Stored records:
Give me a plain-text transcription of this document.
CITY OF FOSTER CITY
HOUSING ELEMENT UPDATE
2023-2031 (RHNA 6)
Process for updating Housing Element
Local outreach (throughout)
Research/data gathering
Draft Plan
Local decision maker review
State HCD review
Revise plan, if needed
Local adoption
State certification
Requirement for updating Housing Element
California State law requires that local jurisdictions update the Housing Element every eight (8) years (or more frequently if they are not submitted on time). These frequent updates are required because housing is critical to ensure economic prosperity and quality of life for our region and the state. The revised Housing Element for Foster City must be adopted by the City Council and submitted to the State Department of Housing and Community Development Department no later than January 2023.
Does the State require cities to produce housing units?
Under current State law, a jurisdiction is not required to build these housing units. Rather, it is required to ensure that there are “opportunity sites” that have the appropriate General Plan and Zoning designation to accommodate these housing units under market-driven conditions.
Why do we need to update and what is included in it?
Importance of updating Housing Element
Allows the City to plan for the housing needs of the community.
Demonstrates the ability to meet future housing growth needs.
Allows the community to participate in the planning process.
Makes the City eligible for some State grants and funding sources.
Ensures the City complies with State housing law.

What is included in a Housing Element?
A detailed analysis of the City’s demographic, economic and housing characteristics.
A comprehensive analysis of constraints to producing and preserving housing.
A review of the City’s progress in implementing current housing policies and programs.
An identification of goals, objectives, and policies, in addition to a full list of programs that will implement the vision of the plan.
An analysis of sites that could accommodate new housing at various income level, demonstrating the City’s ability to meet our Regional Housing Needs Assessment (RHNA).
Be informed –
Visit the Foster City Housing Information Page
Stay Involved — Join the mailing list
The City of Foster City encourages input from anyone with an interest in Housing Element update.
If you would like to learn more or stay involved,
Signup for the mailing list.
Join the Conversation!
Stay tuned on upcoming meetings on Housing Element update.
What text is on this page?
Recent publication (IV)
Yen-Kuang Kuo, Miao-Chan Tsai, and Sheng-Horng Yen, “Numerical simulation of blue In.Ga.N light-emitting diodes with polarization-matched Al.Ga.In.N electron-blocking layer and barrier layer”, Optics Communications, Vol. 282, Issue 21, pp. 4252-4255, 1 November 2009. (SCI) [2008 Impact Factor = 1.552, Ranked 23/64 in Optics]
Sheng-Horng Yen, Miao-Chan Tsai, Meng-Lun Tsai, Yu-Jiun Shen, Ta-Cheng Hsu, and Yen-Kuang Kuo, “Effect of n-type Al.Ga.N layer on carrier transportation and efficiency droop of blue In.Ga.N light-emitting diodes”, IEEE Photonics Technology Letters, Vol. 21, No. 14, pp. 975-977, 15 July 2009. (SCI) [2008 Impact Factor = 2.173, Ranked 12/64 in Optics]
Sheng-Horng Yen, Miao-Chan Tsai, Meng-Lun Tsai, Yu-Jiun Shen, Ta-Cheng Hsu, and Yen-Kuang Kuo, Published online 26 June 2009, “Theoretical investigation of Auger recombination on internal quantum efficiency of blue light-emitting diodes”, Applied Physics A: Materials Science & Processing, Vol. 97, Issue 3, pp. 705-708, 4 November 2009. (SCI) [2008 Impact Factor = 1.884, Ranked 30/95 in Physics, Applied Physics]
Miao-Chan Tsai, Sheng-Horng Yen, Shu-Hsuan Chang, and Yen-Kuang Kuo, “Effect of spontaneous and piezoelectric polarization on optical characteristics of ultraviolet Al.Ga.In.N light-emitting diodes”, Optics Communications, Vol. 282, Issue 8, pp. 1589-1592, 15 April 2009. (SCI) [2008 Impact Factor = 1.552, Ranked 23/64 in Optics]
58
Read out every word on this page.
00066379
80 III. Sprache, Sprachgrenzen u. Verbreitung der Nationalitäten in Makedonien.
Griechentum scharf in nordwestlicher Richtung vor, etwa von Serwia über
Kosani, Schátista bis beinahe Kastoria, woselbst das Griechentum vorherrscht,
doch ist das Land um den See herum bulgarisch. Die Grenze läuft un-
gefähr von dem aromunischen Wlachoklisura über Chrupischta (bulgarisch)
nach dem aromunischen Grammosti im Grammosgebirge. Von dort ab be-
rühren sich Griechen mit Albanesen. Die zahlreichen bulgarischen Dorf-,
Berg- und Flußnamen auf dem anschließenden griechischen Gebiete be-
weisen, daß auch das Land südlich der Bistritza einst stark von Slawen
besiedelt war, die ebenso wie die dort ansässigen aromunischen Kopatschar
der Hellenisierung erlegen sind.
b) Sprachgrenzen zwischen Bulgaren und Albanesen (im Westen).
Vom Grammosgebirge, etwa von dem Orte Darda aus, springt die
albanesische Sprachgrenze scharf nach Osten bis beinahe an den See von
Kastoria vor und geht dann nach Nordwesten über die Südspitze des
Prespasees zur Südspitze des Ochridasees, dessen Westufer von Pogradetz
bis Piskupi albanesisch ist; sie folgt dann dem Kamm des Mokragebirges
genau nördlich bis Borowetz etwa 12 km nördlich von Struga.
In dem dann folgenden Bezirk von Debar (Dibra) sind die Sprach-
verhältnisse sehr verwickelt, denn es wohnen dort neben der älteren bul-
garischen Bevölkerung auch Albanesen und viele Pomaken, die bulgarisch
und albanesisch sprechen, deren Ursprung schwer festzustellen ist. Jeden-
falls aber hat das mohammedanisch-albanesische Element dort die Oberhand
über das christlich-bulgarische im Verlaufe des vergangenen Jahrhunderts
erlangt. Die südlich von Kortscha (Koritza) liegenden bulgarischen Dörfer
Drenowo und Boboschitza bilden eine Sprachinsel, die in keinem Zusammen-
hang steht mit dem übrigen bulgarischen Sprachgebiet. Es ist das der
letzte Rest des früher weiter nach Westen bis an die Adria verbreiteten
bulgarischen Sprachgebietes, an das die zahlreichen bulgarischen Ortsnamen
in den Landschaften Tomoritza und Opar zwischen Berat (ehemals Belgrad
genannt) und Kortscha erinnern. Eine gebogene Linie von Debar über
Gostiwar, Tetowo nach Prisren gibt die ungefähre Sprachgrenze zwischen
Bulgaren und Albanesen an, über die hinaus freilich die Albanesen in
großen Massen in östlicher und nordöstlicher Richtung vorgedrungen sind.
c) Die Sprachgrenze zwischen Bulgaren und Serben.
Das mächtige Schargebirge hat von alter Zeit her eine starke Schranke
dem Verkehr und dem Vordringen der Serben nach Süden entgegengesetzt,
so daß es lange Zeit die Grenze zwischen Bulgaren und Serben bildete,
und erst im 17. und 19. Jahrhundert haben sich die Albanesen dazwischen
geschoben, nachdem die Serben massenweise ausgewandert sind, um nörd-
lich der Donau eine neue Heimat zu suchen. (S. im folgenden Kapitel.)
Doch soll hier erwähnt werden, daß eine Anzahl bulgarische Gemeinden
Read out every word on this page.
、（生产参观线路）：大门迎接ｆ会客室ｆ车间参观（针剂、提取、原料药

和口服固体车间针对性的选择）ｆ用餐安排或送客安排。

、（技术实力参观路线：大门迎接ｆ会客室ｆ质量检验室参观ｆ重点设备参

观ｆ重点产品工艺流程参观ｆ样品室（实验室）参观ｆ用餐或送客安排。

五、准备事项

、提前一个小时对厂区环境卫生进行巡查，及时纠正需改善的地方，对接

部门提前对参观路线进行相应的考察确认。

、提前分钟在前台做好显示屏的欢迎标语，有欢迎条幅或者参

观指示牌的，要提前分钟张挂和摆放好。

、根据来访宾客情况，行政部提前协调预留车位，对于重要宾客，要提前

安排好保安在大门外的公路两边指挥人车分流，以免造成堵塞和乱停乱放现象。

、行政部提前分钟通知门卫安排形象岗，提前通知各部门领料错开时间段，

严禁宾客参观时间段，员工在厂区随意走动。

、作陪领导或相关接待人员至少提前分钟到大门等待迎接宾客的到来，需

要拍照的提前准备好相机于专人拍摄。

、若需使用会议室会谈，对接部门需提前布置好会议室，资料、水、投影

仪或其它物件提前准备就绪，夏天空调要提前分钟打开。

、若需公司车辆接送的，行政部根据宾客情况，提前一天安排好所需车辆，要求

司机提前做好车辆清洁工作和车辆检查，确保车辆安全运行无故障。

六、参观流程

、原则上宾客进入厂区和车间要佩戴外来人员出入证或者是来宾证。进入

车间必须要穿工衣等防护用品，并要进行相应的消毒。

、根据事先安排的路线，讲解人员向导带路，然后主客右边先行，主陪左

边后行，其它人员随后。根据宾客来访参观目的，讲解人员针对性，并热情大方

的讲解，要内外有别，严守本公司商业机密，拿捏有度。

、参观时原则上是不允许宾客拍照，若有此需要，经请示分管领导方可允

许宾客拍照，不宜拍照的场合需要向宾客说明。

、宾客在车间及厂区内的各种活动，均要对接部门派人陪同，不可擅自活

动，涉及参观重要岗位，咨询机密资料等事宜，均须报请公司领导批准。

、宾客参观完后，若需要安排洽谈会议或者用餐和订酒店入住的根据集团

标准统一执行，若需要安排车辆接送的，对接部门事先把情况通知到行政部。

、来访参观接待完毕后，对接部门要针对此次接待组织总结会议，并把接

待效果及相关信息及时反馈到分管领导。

- **WHAT IS EXPECTED**: Collect, from the material above, every line containing the word "Debar".

- **SOLUTION TO THE EXERCISE**:
In dem dann folgenden Bezirk von Debar (Dibra) sind die Sprach-
genannt) und Kortscha erinnern. Eine gebogene Linie von Debar über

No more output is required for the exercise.